# Problem details:
Set the listing down again in full, word for word, with the pictures left out.

+--

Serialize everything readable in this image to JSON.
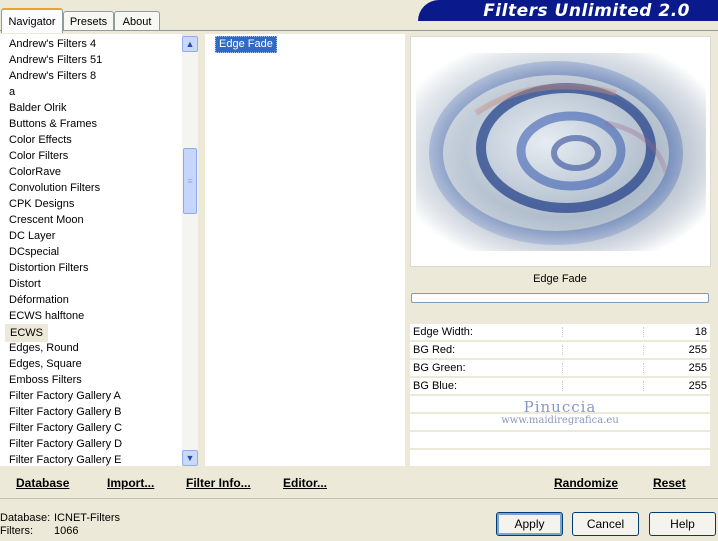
{
  "tabs": [
    {
      "label": "Navigator",
      "active": true
    },
    {
      "label": "Presets",
      "active": false
    },
    {
      "label": "About",
      "active": false
    }
  ],
  "title": "Filters Unlimited 2.0",
  "categories": [
    "Andrew's Filters 4",
    "Andrew's Filters 51",
    "Andrew's Filters 8",
    "a",
    "Balder Olrik",
    "Buttons & Frames",
    "Color Effects",
    "Color Filters",
    "ColorRave",
    "Convolution Filters",
    "CPK Designs",
    "Crescent Moon",
    "DC Layer",
    "DCspecial",
    "Distortion Filters",
    "Distort",
    "Déformation",
    "ECWS halftone",
    "ECWS",
    "Edges, Round",
    "Edges, Square",
    "Emboss Filters",
    "Filter Factory Gallery A",
    "Filter Factory Gallery B",
    "Filter Factory Gallery C",
    "Filter Factory Gallery D",
    "Filter Factory Gallery E"
  ],
  "selected_category": "ECWS",
  "filters": [
    "Edge Fade"
  ],
  "selected_filter": "Edge Fade",
  "preview_filter_name": "Edge Fade",
  "params": [
    {
      "label": "Edge Width:",
      "value": "18"
    },
    {
      "label": "BG Red:",
      "value": "255"
    },
    {
      "label": "BG Green:",
      "value": "255"
    },
    {
      "label": "BG Blue:",
      "value": "255"
    }
  ],
  "watermark": {
    "name": "Pinuccia",
    "url": "www.maidiregrafica.eu"
  },
  "links": {
    "database": "Database",
    "import": "Import...",
    "filter_info": "Filter Info...",
    "editor": "Editor...",
    "randomize": "Randomize",
    "reset": "Reset"
  },
  "db_info": {
    "database_key": "Database:",
    "database_value": "ICNET-Filters",
    "filters_key": "Filters:",
    "filters_value": "1066"
  },
  "buttons": {
    "apply": "Apply",
    "cancel": "Cancel",
    "help": "Help"
  },
  "colors": {
    "banner": "#0a1a8c",
    "selection": "#316ac5",
    "background": "#ece9d8"
  }
}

+--

# Correct result:
Serialize everything readable in this image to JSON.
{
  "tabs": [
    {
      "label": "Navigator",
      "active": true
    },
    {
      "label": "Presets",
      "active": false
    },
    {
      "label": "About",
      "active": false
    }
  ],
  "title": "Filters Unlimited 2.0",
  "categories": [
    "Andrew's Filters 4",
    "Andrew's Filters 51",
    "Andrew's Filters 8",
    "a",
    "Balder Olrik",
    "Buttons & Frames",
    "Color Effects",
    "Color Filters",
    "ColorRave",
    "Convolution Filters",
    "CPK Designs",
    "Crescent Moon",
    "DC Layer",
    "DCspecial",
    "Distortion Filters",
    "Distort",
    "Déformation",
    "ECWS halftone",
    "ECWS",
    "Edges, Round",
    "Edges, Square",
    "Emboss Filters",
    "Filter Factory Gallery A",
    "Filter Factory Gallery B",
    "Filter Factory Gallery C",
    "Filter Factory Gallery D",
    "Filter Factory Gallery E"
  ],
  "selected_category": "ECWS",
  "filters": [
    "Edge Fade"
  ],
  "selected_filter": "Edge Fade",
  "preview_filter_name": "Edge Fade",
  "params": [
    {
      "label": "Edge Width:",
      "value": "18"
    },
    {
      "label": "BG Red:",
      "value": "255"
    },
    {
      "label": "BG Green:",
      "value": "255"
    },
    {
      "label": "BG Blue:",
      "value": "255"
    }
  ],
  "watermark": {
    "name": "Pinuccia",
    "url": "www.maidiregrafica.eu"
  },
  "links": {
    "database": "Database",
    "import": "Import...",
    "filter_info": "Filter Info...",
    "editor": "Editor...",
    "randomize": "Randomize",
    "reset": "Reset"
  },
  "db_info": {
    "database_key": "Database:",
    "database_value": "ICNET-Filters",
    "filters_key": "Filters:",
    "filters_value": "1066"
  },
  "buttons": {
    "apply": "Apply",
    "cancel": "Cancel",
    "help": "Help"
  },
  "colors": {
    "banner": "#0a1a8c",
    "selection": "#316ac5",
    "background": "#ece9d8"
  }
}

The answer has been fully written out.